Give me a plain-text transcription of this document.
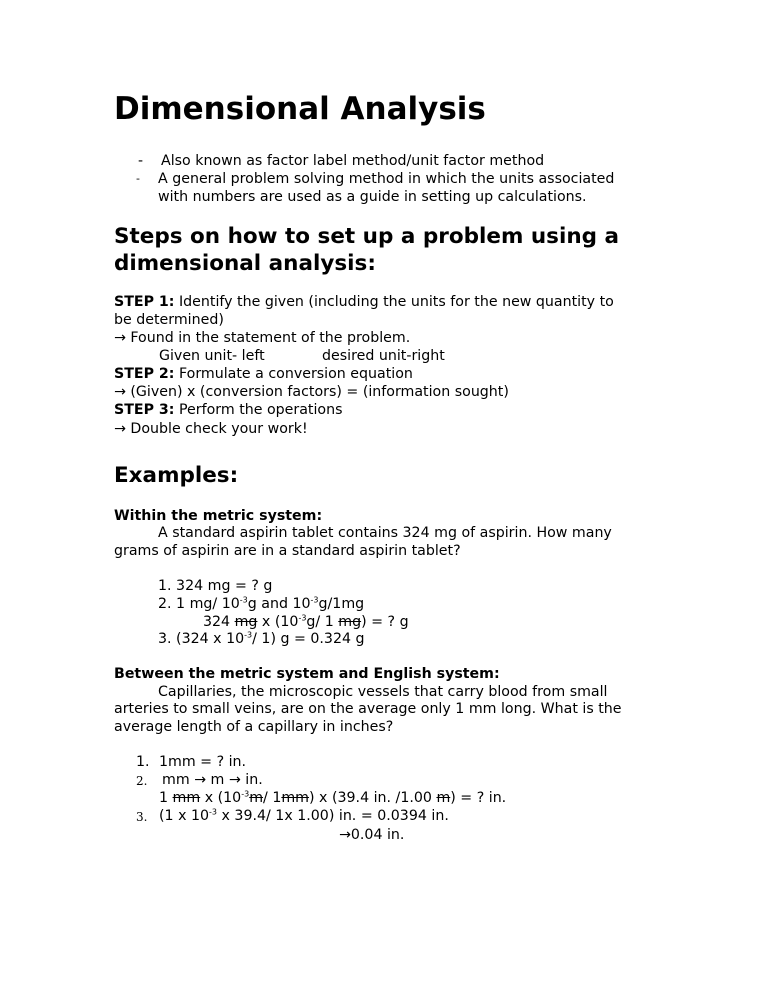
Dimensional Analysis
- Also known as factor label method/unit factor method
- A general problem solving method in which the units associated
with numbers are used as a guide in setting up calculations.
Steps on how to set up a problem using a
dimensional analysis:
STEP 1: Identify the given (including the units for the new quantity to
be determined)
→ Found in the statement of the problem.
Given unit- left	desired unit-right
STEP 2: Formulate a conversion equation
→ (Given) x (conversion factors) = (information sought)
STEP 3: Perform the operations
→ Double check your work!
Examples:
Within the metric system:
A standard aspirin tablet contains 324 mg of aspirin. How many
grams of aspirin are in a standard aspirin tablet?
1. 324 mg = ? g
2. 1 mg/ $10^{-3}g$ and $10^{-3}g/1mg$
324 mg x ($10^{-3}g/$ 1 mg) = ? g
3. (324 x $10^{-3}/$ 1) g = 0.324 g
Between the metric system and English system:
Capillaries, the microscopic vessels that carry blood from small
arteries to small veins, are on the average only 1 mm long. What is the
average length of a capillary in inches?
1. 1mm = ? in.
2. mm → m → in.
1 mm x ($10^{-3}m/$ 1mm) x (39.4 in. /1.00 m) = ? in.
3. (1 x $10^{-3}$ x 39.4/ 1x 1.00) in. = 0.0394 in.
→0.04 in.
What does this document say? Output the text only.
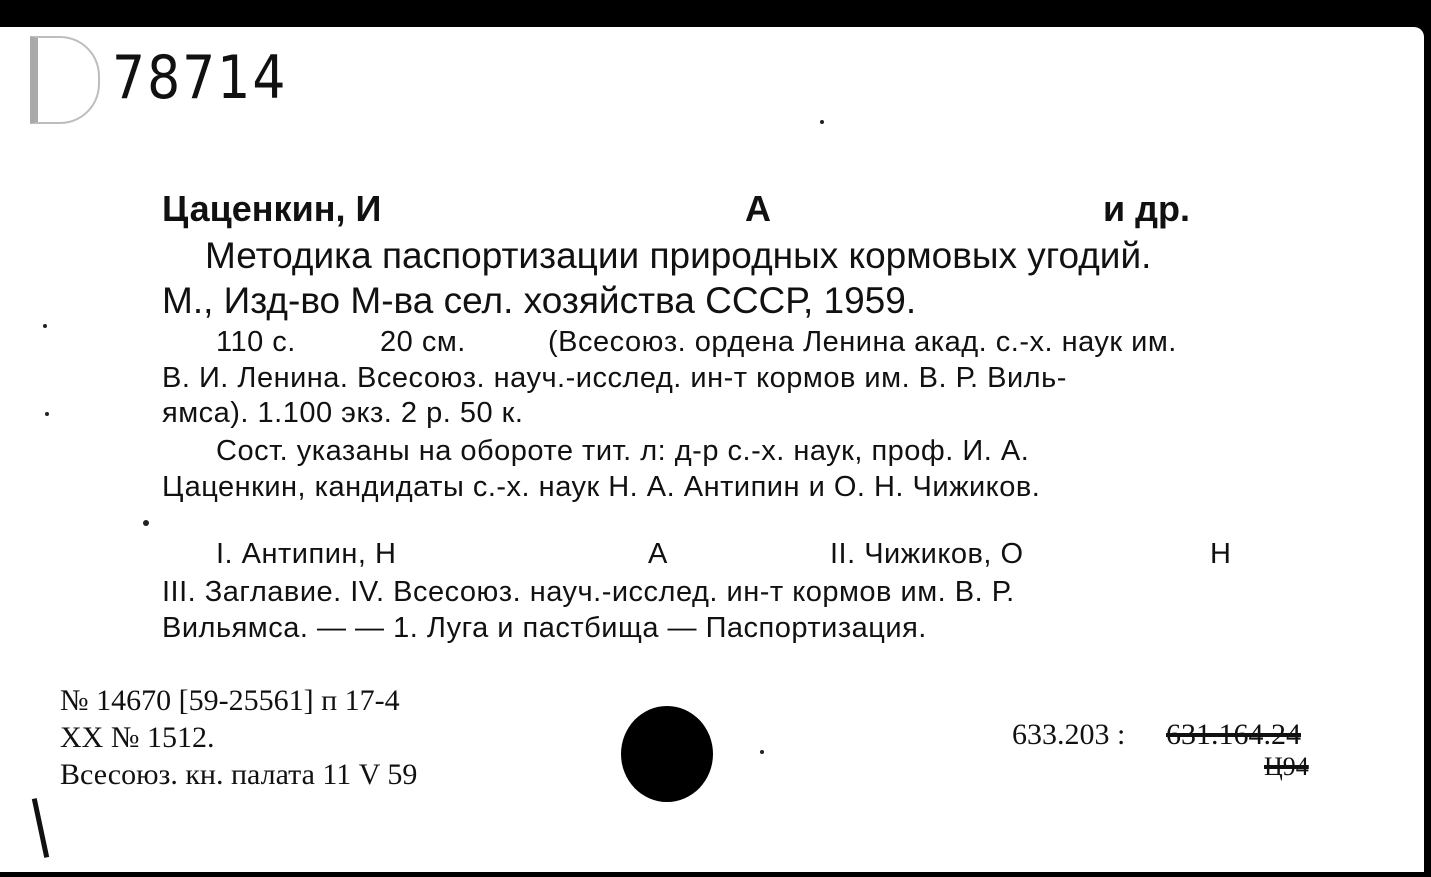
78714
Цаценкин, И	А	и др.
Методика паспортизации природных кормовых угодий.
М., Изд-во М-ва сел. хозяйства СССР, 1959.
110 с.	20 см.	(Всесоюз. ордена Ленина акад. с.-х. наук им.
В. И. Ленина. Всесоюз. науч.-исслед. ин-т кормов им. В. Р. Виль-
ямса). 1.100 экз. 2 р. 50 к.
Сост. указаны на обороте тит. л: д-р с.-х. наук, проф. И. А.
Цаценкин, кандидаты с.-х. наук Н. А. Антипин и О. Н. Чижиков.
I. Антипин, Н	А	II. Чижиков, О	Н
III. Заглавие. IV. Всесоюз. науч.-исслед. ин-т кормов им. В. Р.
Вильямса. — — 1. Луга и пастбища — Паспортизация.
№ 14670 [59-25561] п 17-4
ХХ № 1512.
Всесоюз. кн. палата 11 V 59
633.203 : 631.164.24
Ц94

□ □ □ □ □

EXERCISE DESCRIPTION
Without the pictures, return the entries exactly as they appear.

WRITTEN REPLY
Give me a plain-text transcription of this document.
Dimensional Analysis
- Also known as factor label method/unit factor method
- A general problem solving method in which the units associated
with numbers are used as a guide in setting up calculations.
Steps on how to set up a problem using a
dimensional analysis:
STEP 1: Identify the given (including the units for the new quantity to
be determined)
→ Found in the statement of the problem.
Given unit- left	desired unit-right
STEP 2: Formulate a conversion equation
→ (Given) x (conversion factors) = (information sought)
STEP 3: Perform the operations
→ Double check your work!
Examples:
Within the metric system:
A standard aspirin tablet contains 324 mg of aspirin. How many
grams of aspirin are in a standard aspirin tablet?
1. 324 mg = ? g
2. 1 mg/ $10^{-3}g$ and $10^{-3}g/1mg$
324 mg x ($10^{-3}g/$ 1 mg) = ? g
3. (324 x $10^{-3}/$ 1) g = 0.324 g
Between the metric system and English system:
Capillaries, the microscopic vessels that carry blood from small
arteries to small veins, are on the average only 1 mm long. What is the
average length of a capillary in inches?
1. 1mm = ? in.
2. mm → m → in.
1 mm x ($10^{-3}m/$ 1mm) x (39.4 in. /1.00 m) = ? in.
3. (1 x $10^{-3}$ x 39.4/ 1x 1.00) in. = 0.0394 in.
→0.04 in.
What does this document say? Output the text only.
78714
Цаценкин, И	А	и др.
Методика паспортизации природных кормовых угодий.
М., Изд-во М-ва сел. хозяйства СССР, 1959.
110 с.	20 см.	(Всесоюз. ордена Ленина акад. с.-х. наук им.
В. И. Ленина. Всесоюз. науч.-исслед. ин-т кормов им. В. Р. Виль-
ямса). 1.100 экз. 2 р. 50 к.
Сост. указаны на обороте тит. л: д-р с.-х. наук, проф. И. А.
Цаценкин, кандидаты с.-х. наук Н. А. Антипин и О. Н. Чижиков.
I. Антипин, Н	А	II. Чижиков, О	Н
III. Заглавие. IV. Всесоюз. науч.-исслед. ин-т кормов им. В. Р.
Вильямса. — — 1. Луга и пастбища — Паспортизация.
№ 14670 [59-25561] п 17-4
ХХ № 1512.
Всесоюз. кн. палата 11 V 59
633.203 : 631.164.24
Ц94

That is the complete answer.